> [Data in this exercise]
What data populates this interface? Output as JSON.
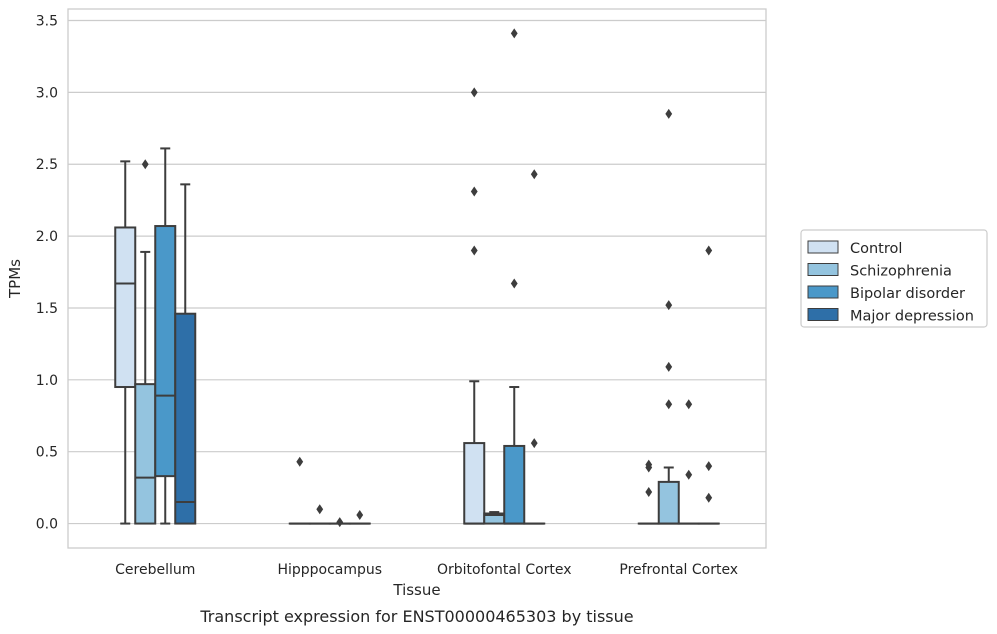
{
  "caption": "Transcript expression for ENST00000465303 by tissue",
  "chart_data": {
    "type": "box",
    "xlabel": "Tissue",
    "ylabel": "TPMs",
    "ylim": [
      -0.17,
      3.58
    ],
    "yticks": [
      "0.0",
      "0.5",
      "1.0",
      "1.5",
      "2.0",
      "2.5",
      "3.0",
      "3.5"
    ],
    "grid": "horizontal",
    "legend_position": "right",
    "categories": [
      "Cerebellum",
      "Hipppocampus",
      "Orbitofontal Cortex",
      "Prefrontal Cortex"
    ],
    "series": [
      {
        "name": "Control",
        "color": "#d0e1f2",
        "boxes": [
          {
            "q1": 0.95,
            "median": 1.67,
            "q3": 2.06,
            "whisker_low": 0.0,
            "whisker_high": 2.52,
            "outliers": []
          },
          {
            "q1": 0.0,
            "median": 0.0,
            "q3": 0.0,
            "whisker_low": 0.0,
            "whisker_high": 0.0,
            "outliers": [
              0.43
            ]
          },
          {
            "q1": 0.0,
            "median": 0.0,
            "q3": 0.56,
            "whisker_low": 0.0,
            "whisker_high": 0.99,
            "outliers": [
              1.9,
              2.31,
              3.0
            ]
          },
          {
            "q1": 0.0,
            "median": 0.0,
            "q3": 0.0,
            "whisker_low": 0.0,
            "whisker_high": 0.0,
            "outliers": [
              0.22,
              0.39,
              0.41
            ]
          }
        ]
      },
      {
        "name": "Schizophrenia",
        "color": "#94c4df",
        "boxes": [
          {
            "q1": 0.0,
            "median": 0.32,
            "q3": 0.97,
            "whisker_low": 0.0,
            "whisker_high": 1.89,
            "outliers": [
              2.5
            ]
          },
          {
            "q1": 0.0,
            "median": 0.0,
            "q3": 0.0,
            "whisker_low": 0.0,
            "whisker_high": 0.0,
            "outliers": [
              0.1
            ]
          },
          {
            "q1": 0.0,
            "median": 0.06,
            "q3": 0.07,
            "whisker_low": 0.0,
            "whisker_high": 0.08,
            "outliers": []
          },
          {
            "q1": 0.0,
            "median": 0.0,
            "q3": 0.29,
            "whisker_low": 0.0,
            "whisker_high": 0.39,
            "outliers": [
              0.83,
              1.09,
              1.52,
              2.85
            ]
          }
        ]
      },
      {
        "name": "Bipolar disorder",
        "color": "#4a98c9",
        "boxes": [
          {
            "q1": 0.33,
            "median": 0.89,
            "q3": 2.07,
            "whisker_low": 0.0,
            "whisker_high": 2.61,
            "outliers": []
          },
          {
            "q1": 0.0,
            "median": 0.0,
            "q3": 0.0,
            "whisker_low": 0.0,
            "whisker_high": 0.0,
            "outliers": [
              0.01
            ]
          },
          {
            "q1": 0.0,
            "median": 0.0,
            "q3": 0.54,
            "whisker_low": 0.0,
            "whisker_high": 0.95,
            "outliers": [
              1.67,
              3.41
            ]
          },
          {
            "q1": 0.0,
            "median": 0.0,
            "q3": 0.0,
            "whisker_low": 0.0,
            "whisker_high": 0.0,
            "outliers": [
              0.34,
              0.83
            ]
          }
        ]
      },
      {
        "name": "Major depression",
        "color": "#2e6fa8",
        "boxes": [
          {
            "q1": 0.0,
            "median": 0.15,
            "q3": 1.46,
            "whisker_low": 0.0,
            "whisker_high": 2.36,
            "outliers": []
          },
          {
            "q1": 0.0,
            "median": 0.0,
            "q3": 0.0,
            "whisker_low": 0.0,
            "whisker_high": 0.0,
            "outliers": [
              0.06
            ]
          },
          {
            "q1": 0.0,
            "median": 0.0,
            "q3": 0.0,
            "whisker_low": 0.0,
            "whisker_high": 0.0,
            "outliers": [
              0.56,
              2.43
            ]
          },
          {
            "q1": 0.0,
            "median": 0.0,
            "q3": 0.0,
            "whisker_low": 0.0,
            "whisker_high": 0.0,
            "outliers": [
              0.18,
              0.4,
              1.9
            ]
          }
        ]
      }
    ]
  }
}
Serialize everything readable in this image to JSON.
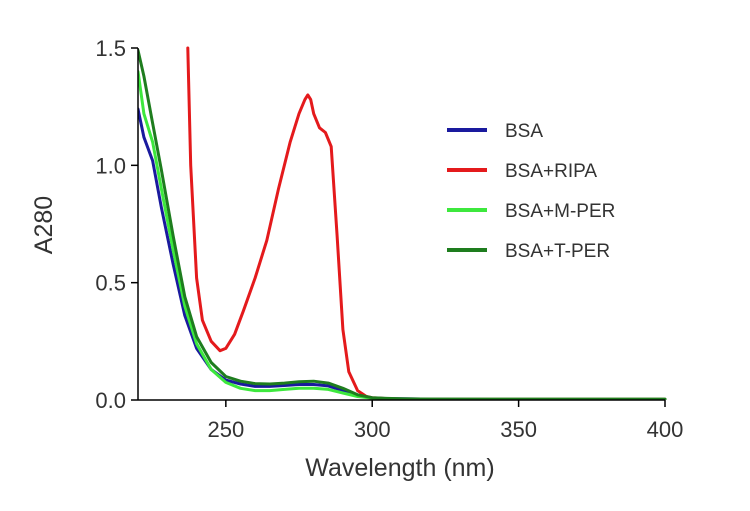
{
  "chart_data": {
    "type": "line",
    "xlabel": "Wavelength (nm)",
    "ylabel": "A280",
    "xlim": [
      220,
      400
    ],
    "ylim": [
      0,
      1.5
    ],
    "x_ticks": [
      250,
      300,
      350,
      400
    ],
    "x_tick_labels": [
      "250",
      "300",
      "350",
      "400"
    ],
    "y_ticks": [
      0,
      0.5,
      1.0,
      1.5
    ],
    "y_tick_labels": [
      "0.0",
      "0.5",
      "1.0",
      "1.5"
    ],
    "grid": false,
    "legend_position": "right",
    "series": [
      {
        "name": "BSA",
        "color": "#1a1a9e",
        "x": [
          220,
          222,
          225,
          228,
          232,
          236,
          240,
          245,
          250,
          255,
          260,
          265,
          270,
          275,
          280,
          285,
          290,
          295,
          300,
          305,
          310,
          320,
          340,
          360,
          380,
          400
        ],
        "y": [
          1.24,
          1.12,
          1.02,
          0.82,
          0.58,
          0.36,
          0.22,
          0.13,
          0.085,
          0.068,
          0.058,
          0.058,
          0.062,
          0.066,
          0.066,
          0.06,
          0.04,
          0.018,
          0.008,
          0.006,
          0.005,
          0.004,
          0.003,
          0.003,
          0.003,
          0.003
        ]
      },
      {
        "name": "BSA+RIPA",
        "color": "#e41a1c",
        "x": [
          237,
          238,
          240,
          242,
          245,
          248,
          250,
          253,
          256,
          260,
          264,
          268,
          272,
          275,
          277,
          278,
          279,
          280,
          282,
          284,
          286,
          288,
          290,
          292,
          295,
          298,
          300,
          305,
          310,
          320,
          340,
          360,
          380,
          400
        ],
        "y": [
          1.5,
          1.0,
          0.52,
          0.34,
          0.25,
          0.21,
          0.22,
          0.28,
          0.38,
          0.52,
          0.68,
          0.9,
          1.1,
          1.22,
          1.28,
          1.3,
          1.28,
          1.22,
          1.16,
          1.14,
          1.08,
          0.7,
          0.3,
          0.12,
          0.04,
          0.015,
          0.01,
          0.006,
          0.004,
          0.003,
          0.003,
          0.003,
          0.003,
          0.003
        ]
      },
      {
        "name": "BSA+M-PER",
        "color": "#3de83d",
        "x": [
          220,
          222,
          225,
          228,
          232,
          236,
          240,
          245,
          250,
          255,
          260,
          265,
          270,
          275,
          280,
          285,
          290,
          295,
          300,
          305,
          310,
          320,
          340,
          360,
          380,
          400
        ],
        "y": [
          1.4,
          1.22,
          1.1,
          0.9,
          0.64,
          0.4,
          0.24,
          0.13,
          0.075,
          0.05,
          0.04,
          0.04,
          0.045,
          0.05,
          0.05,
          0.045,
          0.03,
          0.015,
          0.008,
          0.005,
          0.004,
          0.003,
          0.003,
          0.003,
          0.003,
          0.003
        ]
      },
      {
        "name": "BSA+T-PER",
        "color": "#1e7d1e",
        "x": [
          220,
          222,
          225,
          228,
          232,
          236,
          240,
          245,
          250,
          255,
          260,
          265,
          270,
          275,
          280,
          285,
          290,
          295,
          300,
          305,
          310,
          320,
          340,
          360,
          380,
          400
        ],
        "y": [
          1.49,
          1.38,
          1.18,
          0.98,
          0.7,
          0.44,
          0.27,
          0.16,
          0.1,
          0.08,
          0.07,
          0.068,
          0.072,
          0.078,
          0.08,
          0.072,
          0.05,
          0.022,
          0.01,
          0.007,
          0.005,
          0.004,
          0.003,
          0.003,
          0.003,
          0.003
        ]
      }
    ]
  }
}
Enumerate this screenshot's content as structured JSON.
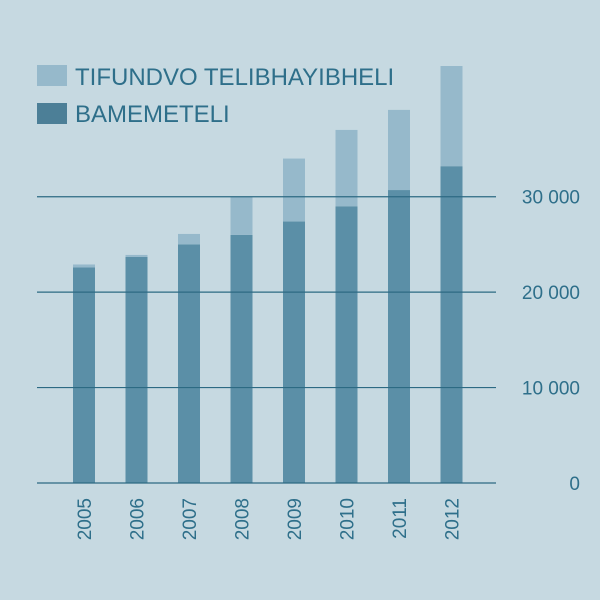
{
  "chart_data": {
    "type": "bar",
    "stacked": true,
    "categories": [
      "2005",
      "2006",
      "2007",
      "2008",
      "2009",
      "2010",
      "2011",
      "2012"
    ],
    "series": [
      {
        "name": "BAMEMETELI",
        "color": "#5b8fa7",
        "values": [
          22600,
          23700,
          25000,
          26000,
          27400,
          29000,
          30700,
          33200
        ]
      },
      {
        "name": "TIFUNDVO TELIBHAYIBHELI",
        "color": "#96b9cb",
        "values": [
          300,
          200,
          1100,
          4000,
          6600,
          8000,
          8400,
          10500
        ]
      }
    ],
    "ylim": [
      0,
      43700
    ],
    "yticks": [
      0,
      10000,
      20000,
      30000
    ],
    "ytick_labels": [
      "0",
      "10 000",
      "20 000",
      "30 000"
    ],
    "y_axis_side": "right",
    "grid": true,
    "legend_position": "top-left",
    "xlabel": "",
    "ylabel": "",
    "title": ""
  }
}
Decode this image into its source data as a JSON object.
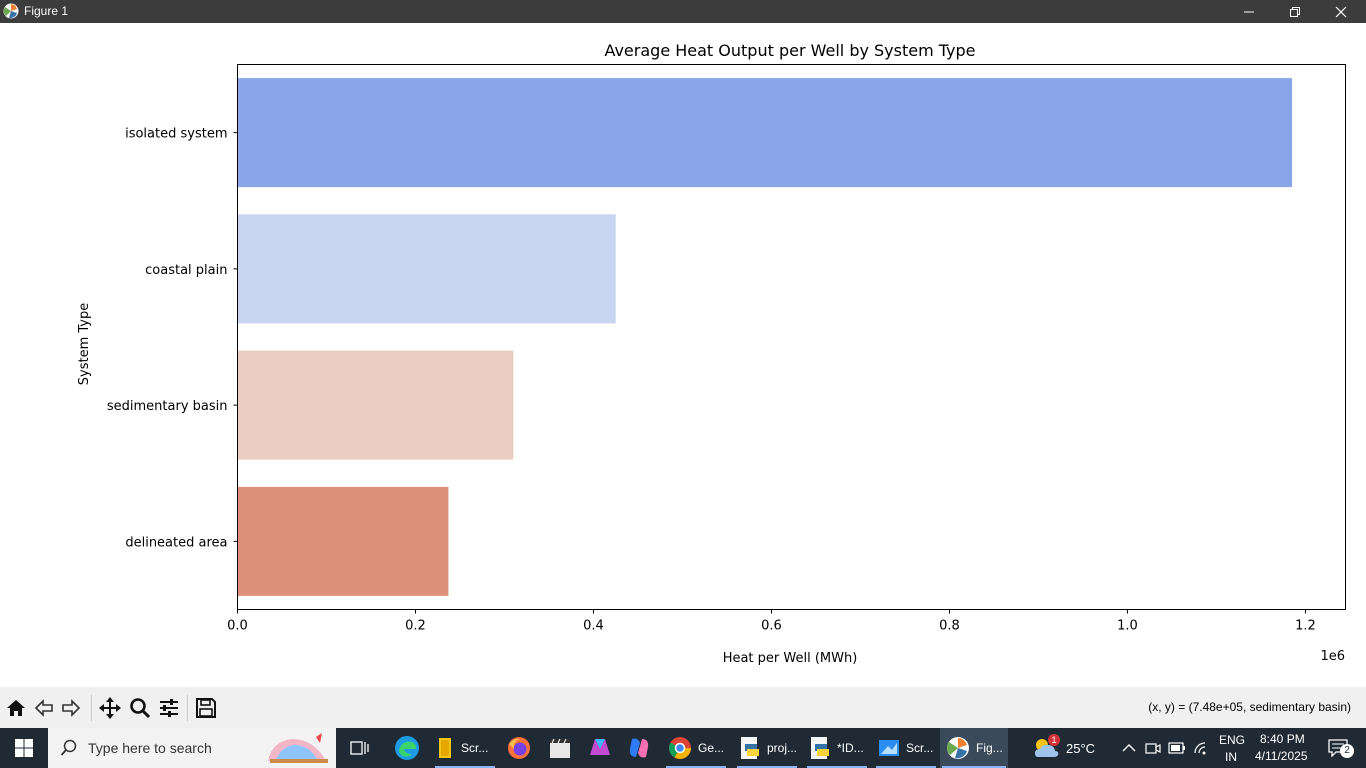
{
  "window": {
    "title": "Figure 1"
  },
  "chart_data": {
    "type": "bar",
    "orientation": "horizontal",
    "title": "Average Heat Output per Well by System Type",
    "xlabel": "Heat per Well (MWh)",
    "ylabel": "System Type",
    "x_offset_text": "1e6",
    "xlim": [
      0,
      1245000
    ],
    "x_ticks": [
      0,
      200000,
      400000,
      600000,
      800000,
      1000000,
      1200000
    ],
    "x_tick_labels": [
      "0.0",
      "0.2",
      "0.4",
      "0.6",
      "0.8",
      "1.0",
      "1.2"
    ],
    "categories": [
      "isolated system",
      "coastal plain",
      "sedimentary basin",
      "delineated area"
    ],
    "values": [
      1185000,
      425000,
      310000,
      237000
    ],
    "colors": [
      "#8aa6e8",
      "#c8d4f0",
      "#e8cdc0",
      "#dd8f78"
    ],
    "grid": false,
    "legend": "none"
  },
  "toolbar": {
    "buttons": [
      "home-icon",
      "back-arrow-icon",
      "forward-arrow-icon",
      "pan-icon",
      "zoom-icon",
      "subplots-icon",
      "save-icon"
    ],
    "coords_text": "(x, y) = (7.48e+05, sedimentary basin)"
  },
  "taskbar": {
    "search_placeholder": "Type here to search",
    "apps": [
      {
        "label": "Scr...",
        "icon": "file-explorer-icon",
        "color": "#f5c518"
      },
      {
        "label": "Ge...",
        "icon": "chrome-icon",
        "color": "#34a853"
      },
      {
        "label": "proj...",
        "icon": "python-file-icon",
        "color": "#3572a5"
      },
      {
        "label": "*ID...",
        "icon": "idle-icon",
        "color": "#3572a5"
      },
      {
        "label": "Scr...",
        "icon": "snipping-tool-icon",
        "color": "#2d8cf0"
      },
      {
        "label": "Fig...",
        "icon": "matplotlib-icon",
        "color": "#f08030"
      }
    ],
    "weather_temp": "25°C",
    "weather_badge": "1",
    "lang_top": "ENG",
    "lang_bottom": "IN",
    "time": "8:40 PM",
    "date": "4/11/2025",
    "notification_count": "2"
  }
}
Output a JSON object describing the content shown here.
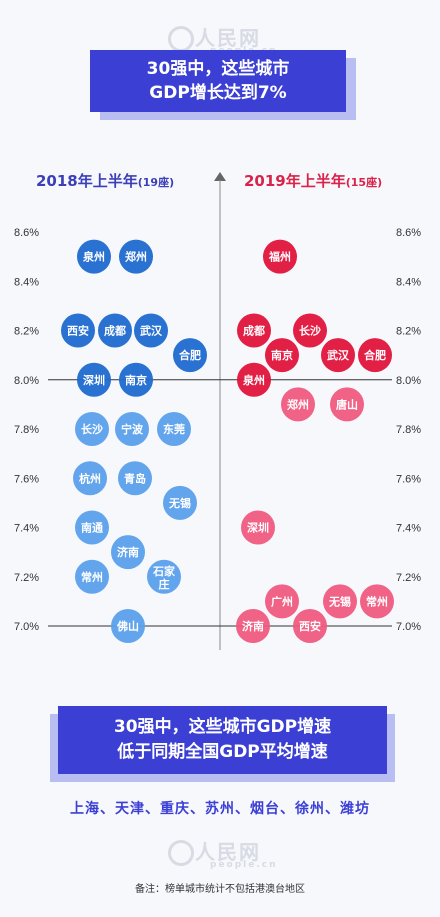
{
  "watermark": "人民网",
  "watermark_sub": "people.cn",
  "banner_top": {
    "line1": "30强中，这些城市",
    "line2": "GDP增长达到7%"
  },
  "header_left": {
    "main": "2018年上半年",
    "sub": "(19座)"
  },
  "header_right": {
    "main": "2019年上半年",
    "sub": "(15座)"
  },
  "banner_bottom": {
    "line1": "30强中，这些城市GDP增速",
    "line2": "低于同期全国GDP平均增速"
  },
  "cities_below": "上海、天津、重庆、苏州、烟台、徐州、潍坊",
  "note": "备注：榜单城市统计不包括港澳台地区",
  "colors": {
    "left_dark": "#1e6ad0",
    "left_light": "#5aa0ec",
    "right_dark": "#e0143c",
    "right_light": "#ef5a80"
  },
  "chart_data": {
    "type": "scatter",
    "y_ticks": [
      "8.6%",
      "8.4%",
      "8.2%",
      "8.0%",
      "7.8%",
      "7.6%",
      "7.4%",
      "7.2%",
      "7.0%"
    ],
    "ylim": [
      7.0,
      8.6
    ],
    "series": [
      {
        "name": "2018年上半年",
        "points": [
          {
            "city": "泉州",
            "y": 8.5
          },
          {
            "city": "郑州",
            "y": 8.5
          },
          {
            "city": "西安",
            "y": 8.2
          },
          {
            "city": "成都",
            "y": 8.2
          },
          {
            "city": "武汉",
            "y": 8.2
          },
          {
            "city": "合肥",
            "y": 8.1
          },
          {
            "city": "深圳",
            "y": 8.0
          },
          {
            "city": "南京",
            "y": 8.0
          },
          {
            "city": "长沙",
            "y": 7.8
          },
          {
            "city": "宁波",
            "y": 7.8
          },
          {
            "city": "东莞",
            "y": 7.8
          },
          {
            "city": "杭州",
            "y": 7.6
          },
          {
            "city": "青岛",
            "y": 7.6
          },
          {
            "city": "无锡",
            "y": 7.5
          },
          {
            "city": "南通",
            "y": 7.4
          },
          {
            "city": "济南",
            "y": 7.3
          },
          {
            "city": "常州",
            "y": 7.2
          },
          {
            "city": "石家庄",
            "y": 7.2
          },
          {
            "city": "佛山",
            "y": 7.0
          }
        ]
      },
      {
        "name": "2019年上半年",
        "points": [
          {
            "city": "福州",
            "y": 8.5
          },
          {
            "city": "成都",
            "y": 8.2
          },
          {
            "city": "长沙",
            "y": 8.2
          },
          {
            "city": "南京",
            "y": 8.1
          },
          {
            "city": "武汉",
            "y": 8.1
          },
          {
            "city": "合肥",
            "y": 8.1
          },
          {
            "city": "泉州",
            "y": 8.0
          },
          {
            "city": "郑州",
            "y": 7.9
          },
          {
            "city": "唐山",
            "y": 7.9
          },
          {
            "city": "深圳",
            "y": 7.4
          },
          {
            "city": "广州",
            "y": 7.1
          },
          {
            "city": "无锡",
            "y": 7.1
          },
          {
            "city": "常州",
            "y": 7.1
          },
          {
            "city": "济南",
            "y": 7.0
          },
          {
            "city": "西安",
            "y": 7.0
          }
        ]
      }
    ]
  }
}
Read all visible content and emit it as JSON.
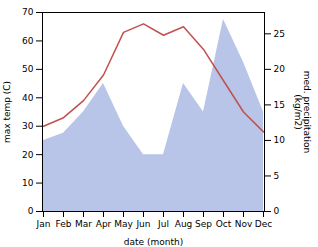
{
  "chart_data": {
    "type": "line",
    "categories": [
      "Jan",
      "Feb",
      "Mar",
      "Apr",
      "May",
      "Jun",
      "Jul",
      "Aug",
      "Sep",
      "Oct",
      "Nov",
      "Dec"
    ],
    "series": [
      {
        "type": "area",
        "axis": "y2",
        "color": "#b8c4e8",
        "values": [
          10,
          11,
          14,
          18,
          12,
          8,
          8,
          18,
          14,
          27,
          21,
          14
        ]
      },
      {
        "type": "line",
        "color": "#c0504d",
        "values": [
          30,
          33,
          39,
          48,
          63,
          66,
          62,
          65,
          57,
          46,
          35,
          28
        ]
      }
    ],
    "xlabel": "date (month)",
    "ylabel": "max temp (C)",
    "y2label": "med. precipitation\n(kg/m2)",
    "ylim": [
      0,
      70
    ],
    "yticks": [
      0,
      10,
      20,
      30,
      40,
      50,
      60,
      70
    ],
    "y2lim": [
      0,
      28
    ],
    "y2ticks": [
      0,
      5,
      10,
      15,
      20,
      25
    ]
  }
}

> [Exercise requirements] Leave out the pictures, and extract exactly the lines from the one with "Read all visible content and emit it as JSON." through the end of the records, both ends included.

> [The completed task]
Read all visible content and emit it as JSON.
{
  "chart_data": {
    "type": "line",
    "categories": [
      "Jan",
      "Feb",
      "Mar",
      "Apr",
      "May",
      "Jun",
      "Jul",
      "Aug",
      "Sep",
      "Oct",
      "Nov",
      "Dec"
    ],
    "series": [
      {
        "type": "area",
        "axis": "y2",
        "color": "#b8c4e8",
        "values": [
          10,
          11,
          14,
          18,
          12,
          8,
          8,
          18,
          14,
          27,
          21,
          14
        ]
      },
      {
        "type": "line",
        "color": "#c0504d",
        "values": [
          30,
          33,
          39,
          48,
          63,
          66,
          62,
          65,
          57,
          46,
          35,
          28
        ]
      }
    ],
    "xlabel": "date (month)",
    "ylabel": "max temp (C)",
    "y2label": "med. precipitation\n(kg/m2)",
    "ylim": [
      0,
      70
    ],
    "yticks": [
      0,
      10,
      20,
      30,
      40,
      50,
      60,
      70
    ],
    "y2lim": [
      0,
      28
    ],
    "y2ticks": [
      0,
      5,
      10,
      15,
      20,
      25
    ]
  }
}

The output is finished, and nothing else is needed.